## The problem:
All of the records below must be output exactly, with no pictures carried over.

— Begin Supplied information —

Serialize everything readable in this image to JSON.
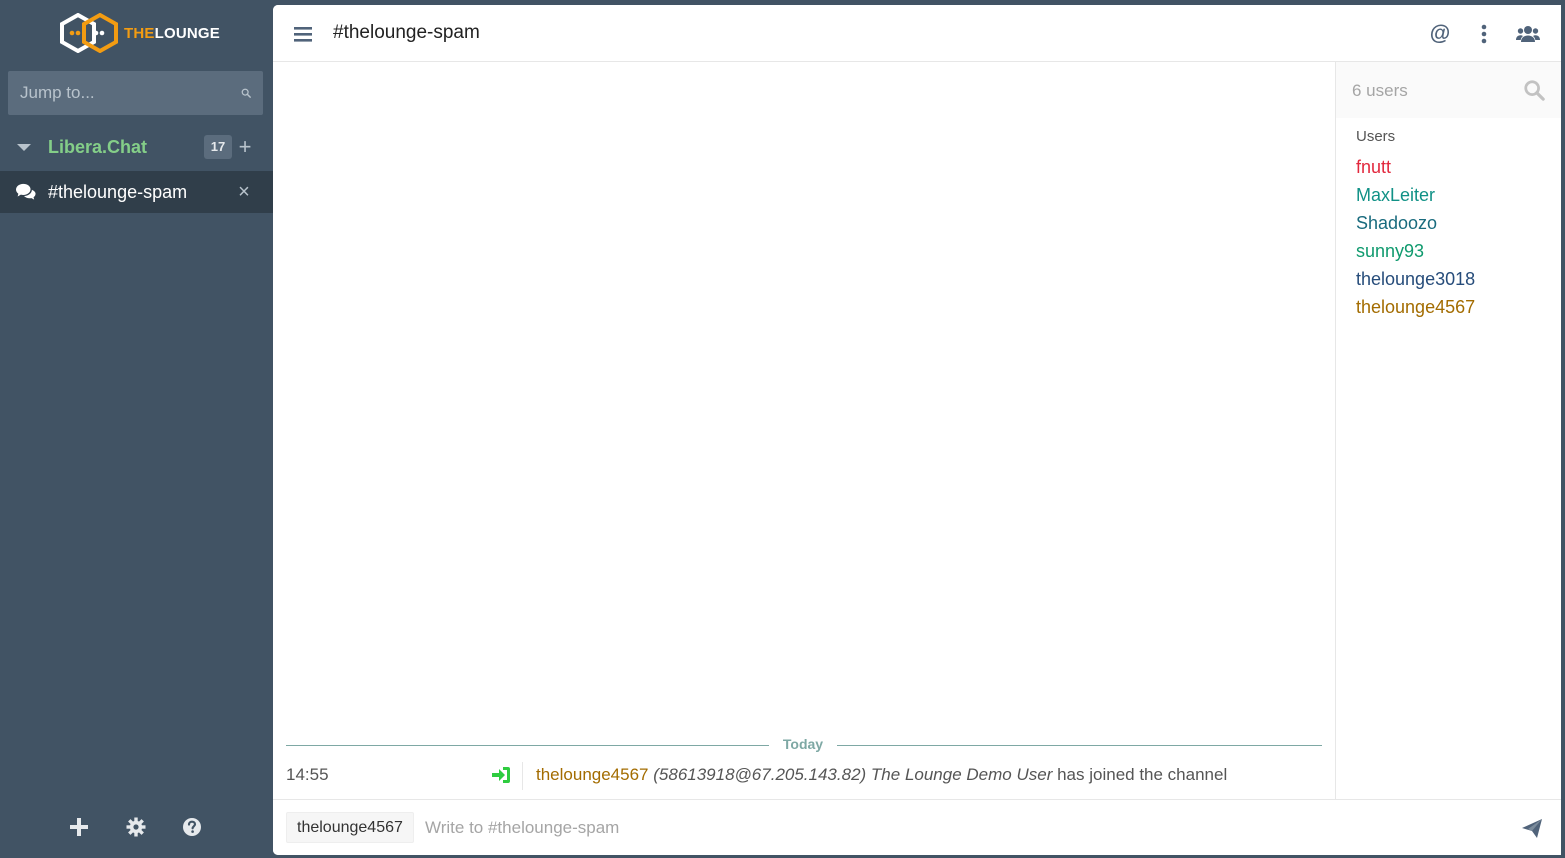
{
  "app": {
    "logo_prefix": "THE",
    "logo_suffix": "LOUNGE"
  },
  "sidebar": {
    "jump_placeholder": "Jump to...",
    "network": {
      "name": "Libera.Chat",
      "unread_count": "17",
      "add_label": "+"
    },
    "channel": {
      "name": "#thelounge-spam",
      "close_label": "×"
    },
    "footer": {
      "add_icon": "plus-icon",
      "settings_icon": "gear-icon",
      "help_icon": "help-circle-icon"
    }
  },
  "header": {
    "title": "#thelounge-spam",
    "mention_label": "@"
  },
  "chat": {
    "date_marker": "Today",
    "messages": [
      {
        "time": "14:55",
        "nick": "thelounge4567",
        "host": "(58613918@67.205.143.82)",
        "realname": "The Lounge Demo User",
        "action": "has joined the channel"
      }
    ]
  },
  "userlist": {
    "search_placeholder": "6 users",
    "heading": "Users",
    "users": [
      {
        "name": "fnutt",
        "color": "#e2283d"
      },
      {
        "name": "MaxLeiter",
        "color": "#109186"
      },
      {
        "name": "Shadoozo",
        "color": "#196b7e"
      },
      {
        "name": "sunny93",
        "color": "#0f9a6e"
      },
      {
        "name": "thelounge3018",
        "color": "#264c7a"
      },
      {
        "name": "thelounge4567",
        "color": "#a36c00"
      }
    ]
  },
  "input": {
    "nick": "thelounge4567",
    "placeholder": "Write to #thelounge-spam"
  },
  "colors": {
    "sidebar_bg": "#415364",
    "active_channel_bg": "#303e4a",
    "network_name": "#84ce88",
    "accent": "#f39c12",
    "join_icon": "#2ecc40",
    "date_marker": "#7ea8a4"
  }
}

— End Supplied information —

## Solution to the problem:
Serialize everything readable in this image to JSON.
{
  "app": {
    "logo_prefix": "THE",
    "logo_suffix": "LOUNGE"
  },
  "sidebar": {
    "jump_placeholder": "Jump to...",
    "network": {
      "name": "Libera.Chat",
      "unread_count": "17",
      "add_label": "+"
    },
    "channel": {
      "name": "#thelounge-spam",
      "close_label": "×"
    },
    "footer": {
      "add_icon": "plus-icon",
      "settings_icon": "gear-icon",
      "help_icon": "help-circle-icon"
    }
  },
  "header": {
    "title": "#thelounge-spam",
    "mention_label": "@"
  },
  "chat": {
    "date_marker": "Today",
    "messages": [
      {
        "time": "14:55",
        "nick": "thelounge4567",
        "host": "(58613918@67.205.143.82)",
        "realname": "The Lounge Demo User",
        "action": "has joined the channel"
      }
    ]
  },
  "userlist": {
    "search_placeholder": "6 users",
    "heading": "Users",
    "users": [
      {
        "name": "fnutt",
        "color": "#e2283d"
      },
      {
        "name": "MaxLeiter",
        "color": "#109186"
      },
      {
        "name": "Shadoozo",
        "color": "#196b7e"
      },
      {
        "name": "sunny93",
        "color": "#0f9a6e"
      },
      {
        "name": "thelounge3018",
        "color": "#264c7a"
      },
      {
        "name": "thelounge4567",
        "color": "#a36c00"
      }
    ]
  },
  "input": {
    "nick": "thelounge4567",
    "placeholder": "Write to #thelounge-spam"
  },
  "colors": {
    "sidebar_bg": "#415364",
    "active_channel_bg": "#303e4a",
    "network_name": "#84ce88",
    "accent": "#f39c12",
    "join_icon": "#2ecc40",
    "date_marker": "#7ea8a4"
  }
}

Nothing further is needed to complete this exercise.